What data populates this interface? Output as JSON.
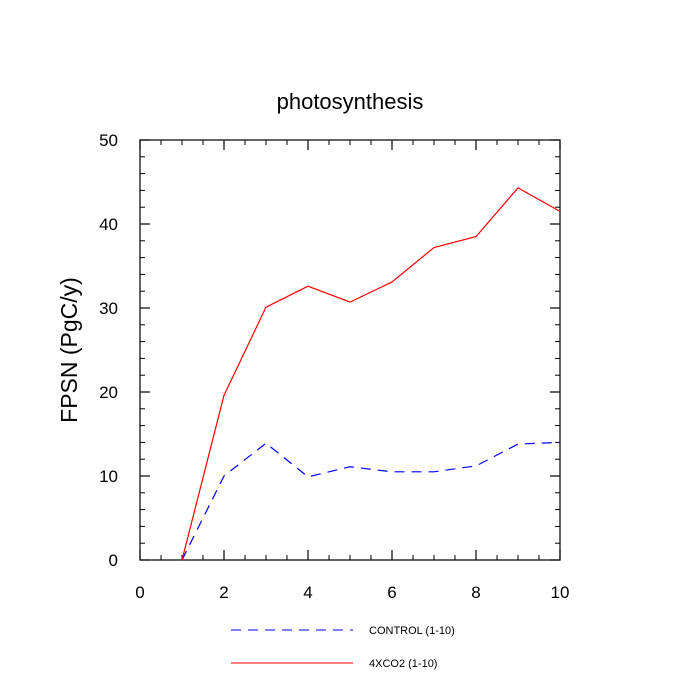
{
  "chart_data": {
    "type": "line",
    "title": "photosynthesis",
    "xlabel": "",
    "ylabel": "FPSN  (PgC/y)",
    "xlim": [
      0,
      10
    ],
    "ylim": [
      0,
      50
    ],
    "x_ticks": [
      0,
      2,
      4,
      6,
      8,
      10
    ],
    "y_ticks": [
      0,
      10,
      20,
      30,
      40,
      50
    ],
    "x_tick_labels": [
      "0",
      "2",
      "4",
      "6",
      "8",
      "10"
    ],
    "y_tick_labels": [
      "0",
      "10",
      "20",
      "30",
      "40",
      "50"
    ],
    "x_minor_step": 0.5,
    "y_minor_step": 2,
    "grid": false,
    "legend_position": "bottom",
    "series": [
      {
        "name": "CONTROL (1-10)",
        "color": "#0000ff",
        "line_style": "dashed",
        "x": [
          1,
          2,
          3,
          4,
          5,
          6,
          7,
          8,
          9,
          10
        ],
        "y": [
          0.0,
          10.0,
          13.9,
          9.9,
          11.1,
          10.5,
          10.5,
          11.2,
          13.8,
          14.0
        ]
      },
      {
        "name": "4XCO2 (1-10)",
        "color": "#ff0000",
        "line_style": "solid",
        "x": [
          1,
          2,
          3,
          4,
          5,
          6,
          7,
          8,
          9,
          10
        ],
        "y": [
          0.0,
          19.6,
          30.1,
          32.6,
          30.7,
          33.1,
          37.2,
          38.5,
          44.3,
          41.5
        ]
      }
    ]
  }
}
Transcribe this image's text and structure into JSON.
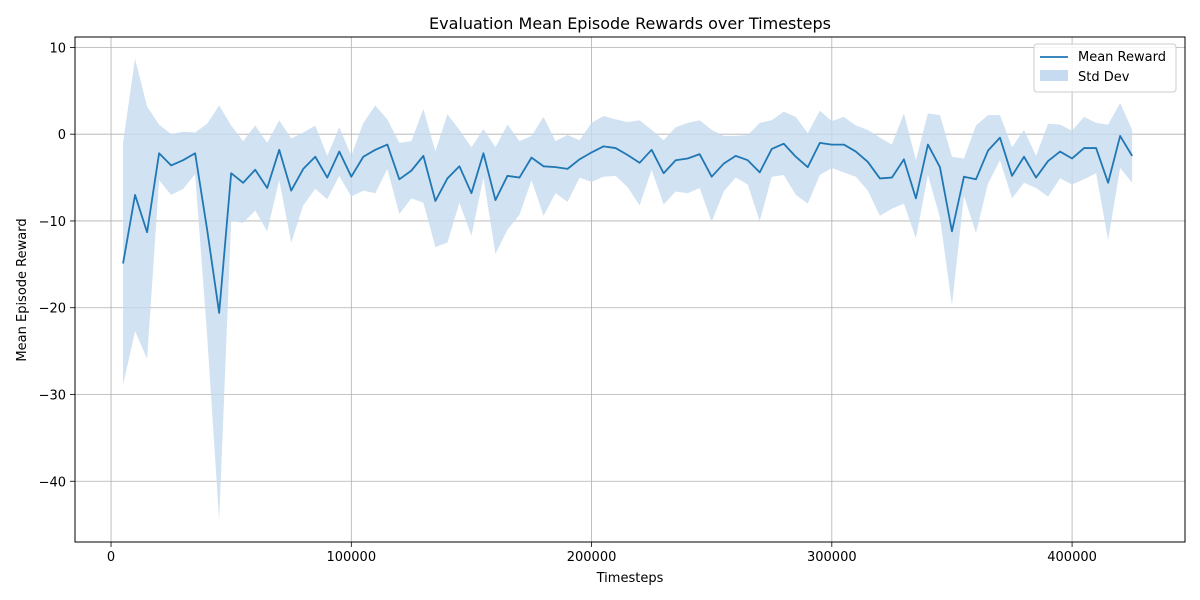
{
  "chart_data": {
    "type": "line",
    "title": "Evaluation Mean Episode Rewards over Timesteps",
    "xlabel": "Timesteps",
    "ylabel": "Mean Episode Reward",
    "xlim": [
      -15000,
      447000
    ],
    "ylim": [
      -47,
      11.2
    ],
    "xticks": [
      0,
      100000,
      200000,
      300000,
      400000
    ],
    "xtick_labels": [
      "0",
      "100000",
      "200000",
      "300000",
      "400000"
    ],
    "yticks": [
      -40,
      -30,
      -20,
      -10,
      0,
      10
    ],
    "ytick_labels": [
      "−40",
      "−30",
      "−20",
      "−10",
      "0",
      "10"
    ],
    "grid": true,
    "legend_position": "top-right",
    "colors": {
      "line": "#1f77b4",
      "band": "#c6dbef"
    },
    "series": [
      {
        "name": "Mean Reward",
        "kind": "line",
        "x": [
          5000,
          10000,
          15000,
          20000,
          25000,
          30000,
          35000,
          40000,
          45000,
          50000,
          55000,
          60000,
          65000,
          70000,
          75000,
          80000,
          85000,
          90000,
          95000,
          100000,
          105000,
          110000,
          115000,
          120000,
          125000,
          130000,
          135000,
          140000,
          145000,
          150000,
          155000,
          160000,
          165000,
          170000,
          175000,
          180000,
          185000,
          190000,
          195000,
          200000,
          205000,
          210000,
          215000,
          220000,
          225000,
          230000,
          235000,
          240000,
          245000,
          250000,
          255000,
          260000,
          265000,
          270000,
          275000,
          280000,
          285000,
          290000,
          295000,
          300000,
          305000,
          310000,
          315000,
          320000,
          325000,
          330000,
          335000,
          340000,
          345000,
          350000,
          355000,
          360000,
          365000,
          370000,
          375000,
          380000,
          385000,
          390000,
          395000,
          400000,
          405000,
          410000,
          415000,
          420000,
          425000
        ],
        "y": [
          -14.9,
          -7.0,
          -11.3,
          -2.2,
          -3.6,
          -3.0,
          -2.2,
          -11.0,
          -20.6,
          -4.5,
          -5.6,
          -4.1,
          -6.2,
          -1.8,
          -6.5,
          -4.0,
          -2.6,
          -5.0,
          -2.0,
          -4.9,
          -2.6,
          -1.8,
          -1.2,
          -5.2,
          -4.2,
          -2.5,
          -7.7,
          -5.1,
          -3.7,
          -6.8,
          -2.2,
          -7.6,
          -4.8,
          -5.0,
          -2.7,
          -3.7,
          -3.8,
          -4.0,
          -2.9,
          -2.1,
          -1.4,
          -1.6,
          -2.4,
          -3.3,
          -1.8,
          -4.5,
          -3.0,
          -2.8,
          -2.3,
          -4.9,
          -3.4,
          -2.5,
          -3.0,
          -4.4,
          -1.7,
          -1.1,
          -2.6,
          -3.8,
          -1.0,
          -1.2,
          -1.2,
          -2.0,
          -3.2,
          -5.1,
          -5.0,
          -2.9,
          -7.4,
          -1.2,
          -3.8,
          -11.2,
          -4.9,
          -5.2,
          -1.9,
          -0.4,
          -4.8,
          -2.6,
          -5.0,
          -3.1,
          -2.0,
          -2.8,
          -1.6,
          -1.6,
          -5.6,
          -0.2,
          -2.5
        ]
      },
      {
        "name": "Std Dev",
        "kind": "band",
        "x": [
          5000,
          10000,
          15000,
          20000,
          25000,
          30000,
          35000,
          40000,
          45000,
          50000,
          55000,
          60000,
          65000,
          70000,
          75000,
          80000,
          85000,
          90000,
          95000,
          100000,
          105000,
          110000,
          115000,
          120000,
          125000,
          130000,
          135000,
          140000,
          145000,
          150000,
          155000,
          160000,
          165000,
          170000,
          175000,
          180000,
          185000,
          190000,
          195000,
          200000,
          205000,
          210000,
          215000,
          220000,
          225000,
          230000,
          235000,
          240000,
          245000,
          250000,
          255000,
          260000,
          265000,
          270000,
          275000,
          280000,
          285000,
          290000,
          295000,
          300000,
          305000,
          310000,
          315000,
          320000,
          325000,
          330000,
          335000,
          340000,
          345000,
          350000,
          355000,
          360000,
          365000,
          370000,
          375000,
          380000,
          385000,
          390000,
          395000,
          400000,
          405000,
          410000,
          415000,
          420000,
          425000
        ],
        "upper": [
          -1.0,
          8.7,
          3.2,
          1.1,
          0.0,
          0.3,
          0.2,
          1.2,
          3.3,
          1.0,
          -0.8,
          1.0,
          -1.0,
          1.6,
          -0.5,
          0.2,
          1.0,
          -2.5,
          0.8,
          -2.5,
          1.3,
          3.3,
          1.7,
          -1.0,
          -0.8,
          2.9,
          -2.0,
          2.3,
          0.5,
          -1.5,
          0.6,
          -1.5,
          1.1,
          -0.8,
          -0.2,
          2.0,
          -0.8,
          -0.1,
          -0.7,
          1.3,
          2.1,
          1.7,
          1.4,
          1.6,
          0.5,
          -0.7,
          0.8,
          1.3,
          1.6,
          0.5,
          -0.2,
          -0.2,
          -0.1,
          1.3,
          1.6,
          2.6,
          2.0,
          0.1,
          2.7,
          1.5,
          2.0,
          1.0,
          0.5,
          -0.4,
          -1.2,
          2.4,
          -3.0,
          2.4,
          2.2,
          -2.6,
          -2.8,
          1.0,
          2.2,
          2.2,
          -1.5,
          0.5,
          -2.5,
          1.2,
          1.1,
          0.4,
          2.0,
          1.3,
          1.1,
          3.6,
          0.5
        ],
        "lower": [
          -28.9,
          -22.7,
          -25.9,
          -5.3,
          -7.0,
          -6.3,
          -4.6,
          -23.2,
          -44.5,
          -10.0,
          -10.2,
          -8.8,
          -11.2,
          -5.3,
          -12.5,
          -8.2,
          -6.3,
          -7.5,
          -4.8,
          -7.2,
          -6.5,
          -6.8,
          -4.0,
          -9.2,
          -7.4,
          -7.9,
          -13.0,
          -12.5,
          -7.9,
          -11.7,
          -5.0,
          -13.8,
          -11.0,
          -9.3,
          -5.3,
          -9.4,
          -6.8,
          -7.8,
          -5.0,
          -5.5,
          -4.9,
          -4.8,
          -6.1,
          -8.2,
          -4.1,
          -8.1,
          -6.6,
          -6.8,
          -6.2,
          -10.1,
          -6.6,
          -5.0,
          -5.8,
          -10.0,
          -4.9,
          -4.7,
          -7.0,
          -8.0,
          -4.7,
          -3.9,
          -4.4,
          -4.9,
          -6.5,
          -9.4,
          -8.6,
          -8.0,
          -12.0,
          -4.7,
          -9.6,
          -19.7,
          -7.1,
          -11.4,
          -5.7,
          -3.0,
          -7.4,
          -5.6,
          -6.2,
          -7.2,
          -5.1,
          -5.8,
          -5.2,
          -4.5,
          -12.2,
          -3.9,
          -5.6
        ]
      }
    ],
    "legend": [
      {
        "label": "Mean Reward",
        "kind": "line"
      },
      {
        "label": "Std Dev",
        "kind": "band"
      }
    ]
  }
}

Exercise
Read the data above. Pull out each line in which the string "Mean" appears.

Full output
    "title": "Evaluation Mean Episode Rewards over Timesteps",
    "ylabel": "Mean Episode Reward",
        "name": "Mean Reward",
        "label": "Mean Reward",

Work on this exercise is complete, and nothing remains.